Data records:
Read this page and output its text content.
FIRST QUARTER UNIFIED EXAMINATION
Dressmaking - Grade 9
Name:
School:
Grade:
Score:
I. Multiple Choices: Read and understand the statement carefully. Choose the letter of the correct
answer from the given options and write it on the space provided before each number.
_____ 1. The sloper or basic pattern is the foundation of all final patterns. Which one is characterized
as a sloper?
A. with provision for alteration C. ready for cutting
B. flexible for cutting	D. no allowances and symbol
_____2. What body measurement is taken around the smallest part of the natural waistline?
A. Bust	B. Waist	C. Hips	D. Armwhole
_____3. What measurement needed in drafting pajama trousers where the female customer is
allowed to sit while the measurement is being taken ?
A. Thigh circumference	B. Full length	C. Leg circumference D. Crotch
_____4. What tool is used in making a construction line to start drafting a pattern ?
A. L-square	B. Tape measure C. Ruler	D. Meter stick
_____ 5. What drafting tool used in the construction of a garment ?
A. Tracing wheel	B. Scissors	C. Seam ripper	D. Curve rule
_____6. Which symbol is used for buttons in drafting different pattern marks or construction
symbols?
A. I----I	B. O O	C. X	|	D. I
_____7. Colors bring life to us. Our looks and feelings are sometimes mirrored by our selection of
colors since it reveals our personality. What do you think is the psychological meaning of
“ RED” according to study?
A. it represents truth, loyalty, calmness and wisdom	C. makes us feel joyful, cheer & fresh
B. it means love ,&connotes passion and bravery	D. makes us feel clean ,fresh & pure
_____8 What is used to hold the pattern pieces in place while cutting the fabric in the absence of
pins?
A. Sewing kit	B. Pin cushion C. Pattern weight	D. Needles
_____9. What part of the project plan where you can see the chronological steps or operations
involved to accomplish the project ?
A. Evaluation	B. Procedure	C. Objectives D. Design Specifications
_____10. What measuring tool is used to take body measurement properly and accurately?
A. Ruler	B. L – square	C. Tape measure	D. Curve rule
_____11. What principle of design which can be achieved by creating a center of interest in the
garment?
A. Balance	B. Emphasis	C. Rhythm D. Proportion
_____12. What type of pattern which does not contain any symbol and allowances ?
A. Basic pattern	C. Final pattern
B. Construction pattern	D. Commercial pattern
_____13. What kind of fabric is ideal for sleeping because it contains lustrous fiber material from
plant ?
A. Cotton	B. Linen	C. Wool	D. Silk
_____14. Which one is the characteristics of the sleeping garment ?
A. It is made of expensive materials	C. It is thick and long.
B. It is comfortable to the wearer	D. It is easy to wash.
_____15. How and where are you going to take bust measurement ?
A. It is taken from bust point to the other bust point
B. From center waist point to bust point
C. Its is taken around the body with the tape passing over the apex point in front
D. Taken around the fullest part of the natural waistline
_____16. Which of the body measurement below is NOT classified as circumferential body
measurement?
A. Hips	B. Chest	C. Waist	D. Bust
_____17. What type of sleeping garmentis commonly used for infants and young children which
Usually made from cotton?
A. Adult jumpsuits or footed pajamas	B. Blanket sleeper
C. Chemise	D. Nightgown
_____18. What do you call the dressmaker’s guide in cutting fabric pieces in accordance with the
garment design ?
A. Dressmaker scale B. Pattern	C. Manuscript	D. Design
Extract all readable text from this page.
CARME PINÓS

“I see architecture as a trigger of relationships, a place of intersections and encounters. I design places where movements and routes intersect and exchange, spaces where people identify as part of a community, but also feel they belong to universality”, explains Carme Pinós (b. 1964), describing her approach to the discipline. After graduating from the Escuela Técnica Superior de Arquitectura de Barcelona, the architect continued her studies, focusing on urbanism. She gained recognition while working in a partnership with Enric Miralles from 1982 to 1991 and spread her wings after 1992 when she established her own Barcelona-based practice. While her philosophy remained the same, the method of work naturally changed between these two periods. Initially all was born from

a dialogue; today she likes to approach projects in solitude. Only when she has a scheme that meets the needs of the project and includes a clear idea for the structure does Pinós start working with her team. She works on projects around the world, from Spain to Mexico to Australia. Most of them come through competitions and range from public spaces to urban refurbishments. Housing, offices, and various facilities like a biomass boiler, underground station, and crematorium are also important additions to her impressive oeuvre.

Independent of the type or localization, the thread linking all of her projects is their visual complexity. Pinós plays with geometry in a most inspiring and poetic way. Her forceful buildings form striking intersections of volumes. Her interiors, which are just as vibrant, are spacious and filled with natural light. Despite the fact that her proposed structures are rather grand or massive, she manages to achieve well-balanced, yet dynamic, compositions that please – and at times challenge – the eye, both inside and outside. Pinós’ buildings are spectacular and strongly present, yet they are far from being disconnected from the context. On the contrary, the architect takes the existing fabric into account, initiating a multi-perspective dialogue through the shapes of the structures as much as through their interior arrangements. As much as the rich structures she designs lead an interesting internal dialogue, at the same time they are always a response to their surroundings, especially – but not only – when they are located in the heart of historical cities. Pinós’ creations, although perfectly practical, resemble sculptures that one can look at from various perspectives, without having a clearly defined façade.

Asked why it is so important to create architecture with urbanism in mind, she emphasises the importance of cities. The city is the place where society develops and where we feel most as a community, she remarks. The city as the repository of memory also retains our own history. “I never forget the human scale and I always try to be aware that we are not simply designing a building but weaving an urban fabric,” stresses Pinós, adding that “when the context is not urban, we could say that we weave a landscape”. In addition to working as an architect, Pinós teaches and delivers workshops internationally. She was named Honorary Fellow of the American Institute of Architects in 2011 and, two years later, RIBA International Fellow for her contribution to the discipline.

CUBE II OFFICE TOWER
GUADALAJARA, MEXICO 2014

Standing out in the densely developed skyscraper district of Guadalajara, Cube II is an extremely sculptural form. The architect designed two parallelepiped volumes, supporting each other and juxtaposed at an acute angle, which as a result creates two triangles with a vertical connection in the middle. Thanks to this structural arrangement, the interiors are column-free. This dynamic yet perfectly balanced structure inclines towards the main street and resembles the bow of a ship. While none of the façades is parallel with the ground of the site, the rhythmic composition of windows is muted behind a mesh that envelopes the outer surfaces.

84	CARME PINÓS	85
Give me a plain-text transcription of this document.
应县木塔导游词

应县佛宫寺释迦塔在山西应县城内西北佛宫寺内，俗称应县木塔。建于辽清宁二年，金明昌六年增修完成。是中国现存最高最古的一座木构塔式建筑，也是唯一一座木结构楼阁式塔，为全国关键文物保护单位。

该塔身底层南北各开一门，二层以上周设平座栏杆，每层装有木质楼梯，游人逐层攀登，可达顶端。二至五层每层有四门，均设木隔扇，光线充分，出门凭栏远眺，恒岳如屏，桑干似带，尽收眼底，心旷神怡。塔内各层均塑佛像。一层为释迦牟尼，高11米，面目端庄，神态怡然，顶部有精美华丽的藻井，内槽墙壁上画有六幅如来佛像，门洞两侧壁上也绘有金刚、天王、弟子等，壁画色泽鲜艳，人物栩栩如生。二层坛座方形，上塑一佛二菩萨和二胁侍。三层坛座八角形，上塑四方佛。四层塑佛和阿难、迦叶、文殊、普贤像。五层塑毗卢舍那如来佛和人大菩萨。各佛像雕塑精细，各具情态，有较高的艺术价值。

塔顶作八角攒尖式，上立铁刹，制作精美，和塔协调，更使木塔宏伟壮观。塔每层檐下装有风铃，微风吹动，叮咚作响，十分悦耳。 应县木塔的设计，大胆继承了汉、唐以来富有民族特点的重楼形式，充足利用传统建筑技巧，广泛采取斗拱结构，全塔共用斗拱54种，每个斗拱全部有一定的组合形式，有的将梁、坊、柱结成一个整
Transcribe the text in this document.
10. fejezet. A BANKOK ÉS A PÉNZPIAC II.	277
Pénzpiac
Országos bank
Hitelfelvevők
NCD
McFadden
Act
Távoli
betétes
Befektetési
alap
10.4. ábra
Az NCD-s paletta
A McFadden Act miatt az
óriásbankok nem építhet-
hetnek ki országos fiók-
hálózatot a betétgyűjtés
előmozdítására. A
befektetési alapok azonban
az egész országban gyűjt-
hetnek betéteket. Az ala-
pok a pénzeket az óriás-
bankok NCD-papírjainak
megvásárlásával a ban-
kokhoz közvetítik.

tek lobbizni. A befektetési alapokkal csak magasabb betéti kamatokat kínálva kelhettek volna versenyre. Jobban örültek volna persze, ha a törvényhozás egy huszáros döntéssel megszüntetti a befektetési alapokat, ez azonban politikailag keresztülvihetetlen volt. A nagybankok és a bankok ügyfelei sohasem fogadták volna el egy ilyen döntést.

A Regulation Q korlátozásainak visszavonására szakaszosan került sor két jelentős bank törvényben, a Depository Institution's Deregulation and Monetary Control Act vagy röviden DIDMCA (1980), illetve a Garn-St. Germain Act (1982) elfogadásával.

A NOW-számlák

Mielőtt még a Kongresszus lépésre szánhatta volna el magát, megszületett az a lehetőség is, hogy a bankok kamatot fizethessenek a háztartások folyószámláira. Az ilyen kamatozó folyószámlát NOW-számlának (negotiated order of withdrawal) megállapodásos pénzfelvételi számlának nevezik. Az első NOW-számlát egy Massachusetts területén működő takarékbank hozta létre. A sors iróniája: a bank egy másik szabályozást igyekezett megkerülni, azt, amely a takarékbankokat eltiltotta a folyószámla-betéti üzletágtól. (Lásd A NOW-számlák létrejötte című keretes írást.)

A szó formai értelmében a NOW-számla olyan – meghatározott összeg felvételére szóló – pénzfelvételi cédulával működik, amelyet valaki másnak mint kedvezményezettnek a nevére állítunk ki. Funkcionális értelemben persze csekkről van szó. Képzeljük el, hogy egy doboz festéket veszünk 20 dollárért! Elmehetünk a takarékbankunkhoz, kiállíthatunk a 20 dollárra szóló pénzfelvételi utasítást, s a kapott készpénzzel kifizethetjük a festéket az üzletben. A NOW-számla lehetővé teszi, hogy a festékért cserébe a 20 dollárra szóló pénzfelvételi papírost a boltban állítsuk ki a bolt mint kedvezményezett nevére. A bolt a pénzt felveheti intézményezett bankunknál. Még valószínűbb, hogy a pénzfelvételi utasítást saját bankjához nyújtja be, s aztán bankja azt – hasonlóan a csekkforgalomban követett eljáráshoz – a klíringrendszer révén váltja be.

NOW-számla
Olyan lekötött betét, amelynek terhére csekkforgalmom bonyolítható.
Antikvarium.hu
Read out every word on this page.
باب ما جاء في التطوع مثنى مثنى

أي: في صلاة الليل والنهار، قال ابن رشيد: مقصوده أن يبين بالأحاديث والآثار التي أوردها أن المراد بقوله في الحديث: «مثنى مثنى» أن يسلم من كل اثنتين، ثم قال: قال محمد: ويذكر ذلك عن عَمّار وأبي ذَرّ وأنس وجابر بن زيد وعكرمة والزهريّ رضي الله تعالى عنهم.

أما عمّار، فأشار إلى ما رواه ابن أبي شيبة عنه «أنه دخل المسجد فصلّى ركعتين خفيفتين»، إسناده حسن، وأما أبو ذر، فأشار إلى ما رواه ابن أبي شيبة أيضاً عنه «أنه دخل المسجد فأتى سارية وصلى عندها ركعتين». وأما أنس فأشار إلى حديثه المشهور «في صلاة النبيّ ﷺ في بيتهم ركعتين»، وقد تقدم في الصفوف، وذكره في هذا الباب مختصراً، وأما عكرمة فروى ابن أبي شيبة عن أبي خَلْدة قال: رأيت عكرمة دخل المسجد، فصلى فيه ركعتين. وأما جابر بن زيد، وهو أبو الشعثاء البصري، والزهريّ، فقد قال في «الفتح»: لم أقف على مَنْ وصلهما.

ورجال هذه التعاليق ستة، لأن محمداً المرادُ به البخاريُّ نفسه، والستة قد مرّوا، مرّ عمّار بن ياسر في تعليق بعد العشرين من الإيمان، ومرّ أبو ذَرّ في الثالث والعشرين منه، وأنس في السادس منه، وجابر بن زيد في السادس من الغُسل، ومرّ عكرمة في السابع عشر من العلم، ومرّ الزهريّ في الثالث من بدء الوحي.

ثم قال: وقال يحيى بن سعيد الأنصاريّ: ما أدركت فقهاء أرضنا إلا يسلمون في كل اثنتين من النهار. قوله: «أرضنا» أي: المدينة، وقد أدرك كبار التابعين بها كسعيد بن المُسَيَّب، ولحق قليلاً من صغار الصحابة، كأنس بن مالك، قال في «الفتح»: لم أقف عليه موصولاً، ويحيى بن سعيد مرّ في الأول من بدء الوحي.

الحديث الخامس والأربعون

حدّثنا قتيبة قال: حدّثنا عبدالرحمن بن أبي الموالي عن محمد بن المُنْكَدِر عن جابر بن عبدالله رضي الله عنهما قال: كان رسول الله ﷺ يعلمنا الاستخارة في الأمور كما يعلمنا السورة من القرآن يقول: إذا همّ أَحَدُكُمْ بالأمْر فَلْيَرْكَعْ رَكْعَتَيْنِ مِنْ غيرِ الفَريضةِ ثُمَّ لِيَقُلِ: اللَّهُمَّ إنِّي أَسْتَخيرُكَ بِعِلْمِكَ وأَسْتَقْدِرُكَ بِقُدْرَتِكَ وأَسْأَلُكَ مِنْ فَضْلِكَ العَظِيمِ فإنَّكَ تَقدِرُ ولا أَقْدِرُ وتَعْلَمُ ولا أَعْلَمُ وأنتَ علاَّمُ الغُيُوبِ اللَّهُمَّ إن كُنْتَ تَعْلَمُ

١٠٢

**EXERCISE INSTRUCTIONS:** Locate each line containing the string "makes" and show it.

**RESULT OF THE TASK:**
A. it represents truth, loyalty, calmness and wisdom	C. makes us feel joyful, cheer & fresh
B. it means love ,&connotes passion and bravery	D. makes us feel clean ,fresh & pure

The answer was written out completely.